Selected extract:

------------------------

Multiple departments may store their own copies of information about the same customers or products in an ERP system, but their data may not be identical. For example, customer names and addresses may be stored in different formats or with varying addresses for the same customer .  And for multiple ERP instances, different customer or product numbers for the same customers and products may exist.  The list goes on!  If you simply import every record from each business unit into the ERP database, you could end up with tons of duplications and inaccuracies.  A migration strategy that includes a data hub for consolidating and storing this historical data can help overcome such redundancy and integrity obstacles.

Migration Costs

The cost of extracting, cleansing and restructuring data represents a significant percentage of the overall ERP migration budget. Such costs are a big reason why we are seeing more businesses invest in the use corporate data hubs as part of their migration projects.  This is particularly true for organizations that face very high migration costs due to the overwhelming volumes of data they need to manage.

Stakeholder Buy-in

As previously mentioned, various business units may use their own disparate systems to support their specific needs. That’s why it is necessary to involve management to ensure that everyone cooperates to produce a single, consistent set of data.

I can’t underscore enough how important it is to have proper executive buy-in during a data migration project – both at the beginning of it and throughout the process.  Many of Silvon’s more successful clients, for example, include regular executive involvement in some form or another such as regularly scheduled status meetings, budget reviews, or general exposure to the migration process by C- and V-level users across the organization.


Data Migration Best Practices

To guide the organization through the often-complex process of moving data to a new ERP platform or cloud-based deployment, it’s important to create an ERP data migration strategy that encompasses several key elements.

Create a migration team

To ensure a successful data migration, the process should start early to avoid delaying the ERP deployment. We recommend to our clients that they dedicate a team to analyzing the data, performing the migration and validating the results. The planning team can decide on what to include vs. exclude and the timing of what data should be migrated to the new ERP (and what should be stored in the data hub until the actual ERP implementation takes place if that’s the route they wish to take).

------------------------

Requests:
**a.** Please translate this sentence from the ERP migration text into Spanish: "And for multiple ERP instances, different customer or product numbers for the same customers and products may exist."
**b.** According to the ERP migration text, why is it necessary to involve management? Answer in one to three sentences.

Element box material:
------------------------

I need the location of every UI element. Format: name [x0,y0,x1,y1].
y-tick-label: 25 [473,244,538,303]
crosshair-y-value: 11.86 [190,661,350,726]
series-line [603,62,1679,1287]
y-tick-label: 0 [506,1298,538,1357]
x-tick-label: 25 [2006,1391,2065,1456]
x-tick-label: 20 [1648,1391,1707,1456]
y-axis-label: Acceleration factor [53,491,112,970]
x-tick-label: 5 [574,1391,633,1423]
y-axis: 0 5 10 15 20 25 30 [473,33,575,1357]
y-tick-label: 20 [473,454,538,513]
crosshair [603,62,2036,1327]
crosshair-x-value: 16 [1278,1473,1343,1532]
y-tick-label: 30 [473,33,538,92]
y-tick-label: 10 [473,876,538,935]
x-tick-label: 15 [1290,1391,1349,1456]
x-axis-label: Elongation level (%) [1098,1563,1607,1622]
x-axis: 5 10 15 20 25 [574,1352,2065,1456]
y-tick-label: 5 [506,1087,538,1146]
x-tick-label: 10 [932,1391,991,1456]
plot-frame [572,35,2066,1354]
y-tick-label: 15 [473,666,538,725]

------------------------

Solution set:
**a.** Y, en el caso de varias instancias de ERP, pueden existir distintos números de cliente o de producto para los mismos clientes y productos.

**b.** Various business units may use their own disparate systems to support their specific needs. Management must be involved to ensure that everyone cooperates to produce a single, consistent set of data.